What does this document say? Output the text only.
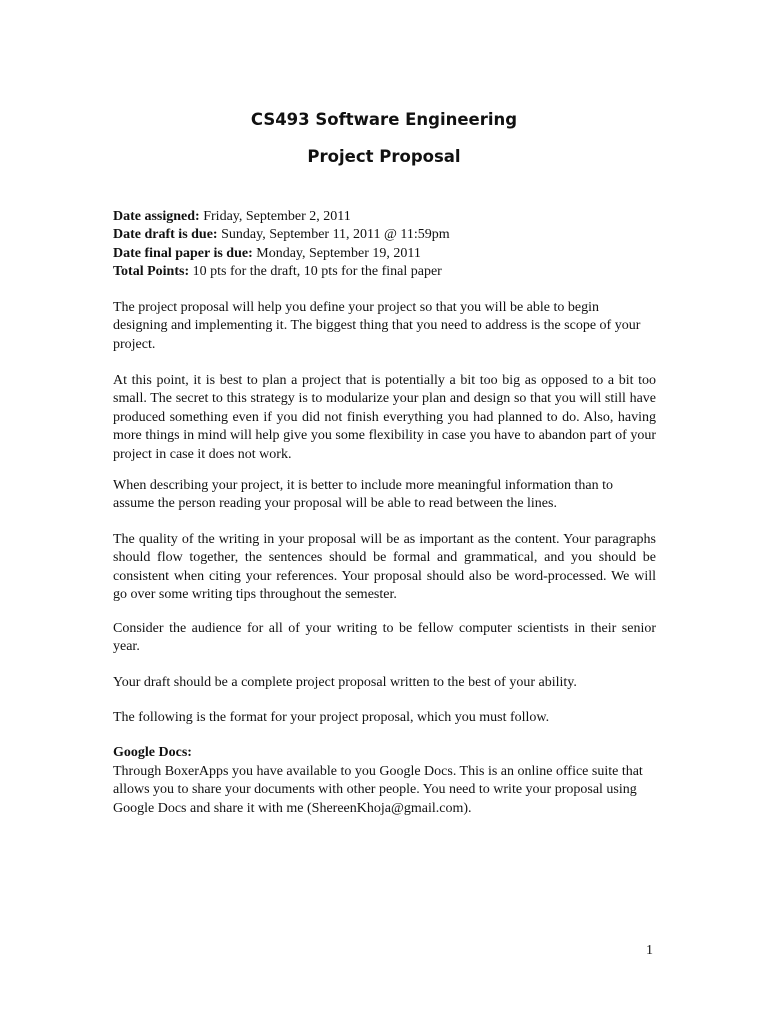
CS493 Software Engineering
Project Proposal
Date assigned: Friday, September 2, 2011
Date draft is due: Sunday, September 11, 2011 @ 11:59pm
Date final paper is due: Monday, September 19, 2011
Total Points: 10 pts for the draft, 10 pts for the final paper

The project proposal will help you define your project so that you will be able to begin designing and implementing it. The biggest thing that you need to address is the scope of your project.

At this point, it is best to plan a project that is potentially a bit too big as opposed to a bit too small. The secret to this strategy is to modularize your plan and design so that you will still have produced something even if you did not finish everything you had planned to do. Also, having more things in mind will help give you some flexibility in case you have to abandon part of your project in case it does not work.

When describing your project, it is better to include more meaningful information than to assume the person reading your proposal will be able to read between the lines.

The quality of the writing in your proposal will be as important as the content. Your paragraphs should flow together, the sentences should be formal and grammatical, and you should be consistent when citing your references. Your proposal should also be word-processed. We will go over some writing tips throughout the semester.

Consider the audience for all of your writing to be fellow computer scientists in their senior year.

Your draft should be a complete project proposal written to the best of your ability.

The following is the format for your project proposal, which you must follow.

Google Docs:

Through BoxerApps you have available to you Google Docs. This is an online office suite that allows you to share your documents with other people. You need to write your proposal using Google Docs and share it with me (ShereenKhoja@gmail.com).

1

# # # # #

__Problem to work on__: Print the complete listing exactly as it stands, without its pictures.

__Completed exercise__:
What does this document say? Output the text only.
CS493 Software Engineering
Project Proposal
Date assigned: Friday, September 2, 2011
Date draft is due: Sunday, September 11, 2011 @ 11:59pm
Date final paper is due: Monday, September 19, 2011
Total Points: 10 pts for the draft, 10 pts for the final paper

The project proposal will help you define your project so that you will be able to begin designing and implementing it. The biggest thing that you need to address is the scope of your project.

At this point, it is best to plan a project that is potentially a bit too big as opposed to a bit too small. The secret to this strategy is to modularize your plan and design so that you will still have produced something even if you did not finish everything you had planned to do. Also, having more things in mind will help give you some flexibility in case you have to abandon part of your project in case it does not work.

When describing your project, it is better to include more meaningful information than to assume the person reading your proposal will be able to read between the lines.

The quality of the writing in your proposal will be as important as the content. Your paragraphs should flow together, the sentences should be formal and grammatical, and you should be consistent when citing your references. Your proposal should also be word-processed. We will go over some writing tips throughout the semester.

Consider the audience for all of your writing to be fellow computer scientists in their senior year.

Your draft should be a complete project proposal written to the best of your ability.

The following is the format for your project proposal, which you must follow.

Google Docs:

Through BoxerApps you have available to you Google Docs. This is an online office suite that allows you to share your documents with other people. You need to write your proposal using Google Docs and share it with me (ShereenKhoja@gmail.com).

1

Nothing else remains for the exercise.